Goal of the exercise - Retype all material exactly. Pictures stay out of the copy.

↓↓↓

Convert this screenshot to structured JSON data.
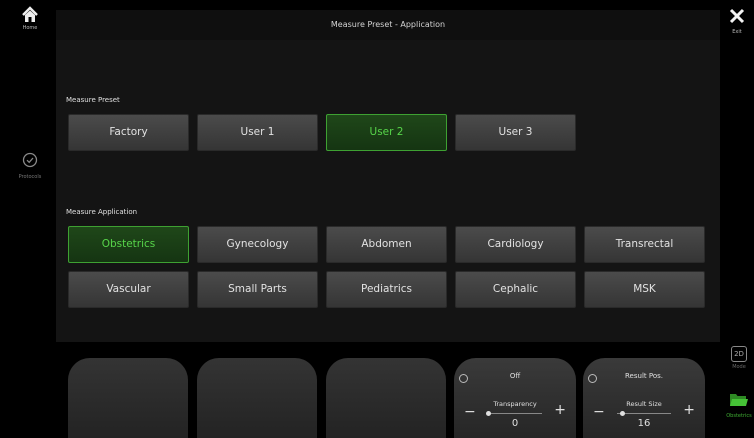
{
  "nav": {
    "home_label": "Home",
    "protocols_label": "Protocols",
    "exit_label": "Exit",
    "mode_box": "2D",
    "mode_label": "Mode",
    "obstetrics_label": "Obstetrics"
  },
  "title": "Measure Preset - Application",
  "preset": {
    "label": "Measure Preset",
    "items": [
      {
        "label": "Factory",
        "selected": false
      },
      {
        "label": "User 1",
        "selected": false
      },
      {
        "label": "User 2",
        "selected": true
      },
      {
        "label": "User 3",
        "selected": false
      }
    ]
  },
  "application": {
    "label": "Measure Application",
    "items": [
      {
        "label": "Obstetrics",
        "selected": true
      },
      {
        "label": "Gynecology",
        "selected": false
      },
      {
        "label": "Abdomen",
        "selected": false
      },
      {
        "label": "Cardiology",
        "selected": false
      },
      {
        "label": "Transrectal",
        "selected": false
      },
      {
        "label": "Vascular",
        "selected": false
      },
      {
        "label": "Small Parts",
        "selected": false
      },
      {
        "label": "Pediatrics",
        "selected": false
      },
      {
        "label": "Cephalic",
        "selected": false
      },
      {
        "label": "MSK",
        "selected": false
      }
    ]
  },
  "knobs": [
    {
      "top": "Off",
      "label": "Transparency",
      "value": "0",
      "level": 0.0
    },
    {
      "top": "Result Pos.",
      "label": "Result Size",
      "value": "16",
      "level": 0.1
    }
  ],
  "colors": {
    "accent_green": "#3ea132",
    "selected_text": "#57d54a",
    "button_bg": "#404040",
    "panel_bg": "#141414"
  },
  "icons": {
    "home": "home-icon",
    "protocols": "check-circle-icon",
    "exit": "close-icon",
    "mode": "2d-mode-icon",
    "folder": "folder-icon"
  }
}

↑↑↑

Solution to the exercise -
Convert this screenshot to structured JSON data.
{
  "nav": {
    "home_label": "Home",
    "protocols_label": "Protocols",
    "exit_label": "Exit",
    "mode_box": "2D",
    "mode_label": "Mode",
    "obstetrics_label": "Obstetrics"
  },
  "title": "Measure Preset - Application",
  "preset": {
    "label": "Measure Preset",
    "items": [
      {
        "label": "Factory",
        "selected": false
      },
      {
        "label": "User 1",
        "selected": false
      },
      {
        "label": "User 2",
        "selected": true
      },
      {
        "label": "User 3",
        "selected": false
      }
    ]
  },
  "application": {
    "label": "Measure Application",
    "items": [
      {
        "label": "Obstetrics",
        "selected": true
      },
      {
        "label": "Gynecology",
        "selected": false
      },
      {
        "label": "Abdomen",
        "selected": false
      },
      {
        "label": "Cardiology",
        "selected": false
      },
      {
        "label": "Transrectal",
        "selected": false
      },
      {
        "label": "Vascular",
        "selected": false
      },
      {
        "label": "Small Parts",
        "selected": false
      },
      {
        "label": "Pediatrics",
        "selected": false
      },
      {
        "label": "Cephalic",
        "selected": false
      },
      {
        "label": "MSK",
        "selected": false
      }
    ]
  },
  "knobs": [
    {
      "top": "Off",
      "label": "Transparency",
      "value": "0",
      "level": 0.0
    },
    {
      "top": "Result Pos.",
      "label": "Result Size",
      "value": "16",
      "level": 0.1
    }
  ],
  "colors": {
    "accent_green": "#3ea132",
    "selected_text": "#57d54a",
    "button_bg": "#404040",
    "panel_bg": "#141414"
  },
  "icons": {
    "home": "home-icon",
    "protocols": "check-circle-icon",
    "exit": "close-icon",
    "mode": "2d-mode-icon",
    "folder": "folder-icon"
  }
}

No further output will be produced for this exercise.